■ Given records ■
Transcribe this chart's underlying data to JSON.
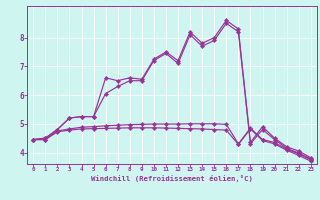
{
  "xlabel": "Windchill (Refroidissement éolien,°C)",
  "background_color": "#cff5f0",
  "line_color": "#993399",
  "grid_color": "#ffffff",
  "xlim": [
    -0.5,
    23.5
  ],
  "ylim": [
    3.6,
    9.1
  ],
  "yticks": [
    4,
    5,
    6,
    7,
    8
  ],
  "xticks": [
    0,
    1,
    2,
    3,
    4,
    5,
    6,
    7,
    8,
    9,
    10,
    11,
    12,
    13,
    14,
    15,
    16,
    17,
    18,
    19,
    20,
    21,
    22,
    23
  ],
  "curve1_x": [
    0,
    1,
    2,
    3,
    4,
    5,
    6,
    7,
    8,
    9,
    10,
    11,
    12,
    13,
    14,
    15,
    16,
    17,
    18,
    19,
    20,
    21,
    22,
    23
  ],
  "curve1_y": [
    4.45,
    4.5,
    4.8,
    5.2,
    5.25,
    5.25,
    6.6,
    6.5,
    6.6,
    6.55,
    7.25,
    7.5,
    7.2,
    8.2,
    7.8,
    8.0,
    8.6,
    8.3,
    4.35,
    4.9,
    4.5,
    4.2,
    4.05,
    3.82
  ],
  "curve2_x": [
    0,
    1,
    2,
    3,
    4,
    5,
    6,
    7,
    8,
    9,
    10,
    11,
    12,
    13,
    14,
    15,
    16,
    17,
    18,
    19,
    20,
    21,
    22,
    23
  ],
  "curve2_y": [
    4.45,
    4.5,
    4.8,
    5.2,
    5.25,
    5.25,
    6.05,
    6.3,
    6.5,
    6.5,
    7.2,
    7.45,
    7.1,
    8.1,
    7.7,
    7.9,
    8.5,
    8.2,
    4.3,
    4.8,
    4.45,
    4.15,
    3.98,
    3.78
  ],
  "curve3_x": [
    0,
    1,
    2,
    3,
    4,
    5,
    6,
    7,
    8,
    9,
    10,
    11,
    12,
    13,
    14,
    15,
    16,
    17,
    18,
    19,
    20,
    21,
    22,
    23
  ],
  "curve3_y": [
    4.45,
    4.45,
    4.75,
    4.82,
    4.88,
    4.9,
    4.93,
    4.95,
    4.97,
    4.98,
    4.99,
    4.99,
    4.99,
    5.0,
    5.0,
    5.0,
    4.98,
    4.3,
    4.85,
    4.45,
    4.35,
    4.12,
    3.95,
    3.75
  ],
  "curve4_x": [
    0,
    1,
    2,
    3,
    4,
    5,
    6,
    7,
    8,
    9,
    10,
    11,
    12,
    13,
    14,
    15,
    16,
    17,
    18,
    19,
    20,
    21,
    22,
    23
  ],
  "curve4_y": [
    4.45,
    4.45,
    4.72,
    4.78,
    4.82,
    4.83,
    4.84,
    4.85,
    4.86,
    4.86,
    4.86,
    4.85,
    4.84,
    4.83,
    4.82,
    4.8,
    4.78,
    4.28,
    4.82,
    4.42,
    4.3,
    4.08,
    3.9,
    3.7
  ]
}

■ Aim of the task ■
Extract the full listing exactly, with the pictures left out.

■ Exercise response ■
Transcribe this chart's underlying data to JSON.
{
  "xlabel": "Windchill (Refroidissement éolien,°C)",
  "background_color": "#cff5f0",
  "line_color": "#993399",
  "grid_color": "#ffffff",
  "xlim": [
    -0.5,
    23.5
  ],
  "ylim": [
    3.6,
    9.1
  ],
  "yticks": [
    4,
    5,
    6,
    7,
    8
  ],
  "xticks": [
    0,
    1,
    2,
    3,
    4,
    5,
    6,
    7,
    8,
    9,
    10,
    11,
    12,
    13,
    14,
    15,
    16,
    17,
    18,
    19,
    20,
    21,
    22,
    23
  ],
  "curve1_x": [
    0,
    1,
    2,
    3,
    4,
    5,
    6,
    7,
    8,
    9,
    10,
    11,
    12,
    13,
    14,
    15,
    16,
    17,
    18,
    19,
    20,
    21,
    22,
    23
  ],
  "curve1_y": [
    4.45,
    4.5,
    4.8,
    5.2,
    5.25,
    5.25,
    6.6,
    6.5,
    6.6,
    6.55,
    7.25,
    7.5,
    7.2,
    8.2,
    7.8,
    8.0,
    8.6,
    8.3,
    4.35,
    4.9,
    4.5,
    4.2,
    4.05,
    3.82
  ],
  "curve2_x": [
    0,
    1,
    2,
    3,
    4,
    5,
    6,
    7,
    8,
    9,
    10,
    11,
    12,
    13,
    14,
    15,
    16,
    17,
    18,
    19,
    20,
    21,
    22,
    23
  ],
  "curve2_y": [
    4.45,
    4.5,
    4.8,
    5.2,
    5.25,
    5.25,
    6.05,
    6.3,
    6.5,
    6.5,
    7.2,
    7.45,
    7.1,
    8.1,
    7.7,
    7.9,
    8.5,
    8.2,
    4.3,
    4.8,
    4.45,
    4.15,
    3.98,
    3.78
  ],
  "curve3_x": [
    0,
    1,
    2,
    3,
    4,
    5,
    6,
    7,
    8,
    9,
    10,
    11,
    12,
    13,
    14,
    15,
    16,
    17,
    18,
    19,
    20,
    21,
    22,
    23
  ],
  "curve3_y": [
    4.45,
    4.45,
    4.75,
    4.82,
    4.88,
    4.9,
    4.93,
    4.95,
    4.97,
    4.98,
    4.99,
    4.99,
    4.99,
    5.0,
    5.0,
    5.0,
    4.98,
    4.3,
    4.85,
    4.45,
    4.35,
    4.12,
    3.95,
    3.75
  ],
  "curve4_x": [
    0,
    1,
    2,
    3,
    4,
    5,
    6,
    7,
    8,
    9,
    10,
    11,
    12,
    13,
    14,
    15,
    16,
    17,
    18,
    19,
    20,
    21,
    22,
    23
  ],
  "curve4_y": [
    4.45,
    4.45,
    4.72,
    4.78,
    4.82,
    4.83,
    4.84,
    4.85,
    4.86,
    4.86,
    4.86,
    4.85,
    4.84,
    4.83,
    4.82,
    4.8,
    4.78,
    4.28,
    4.82,
    4.42,
    4.3,
    4.08,
    3.9,
    3.7
  ]
}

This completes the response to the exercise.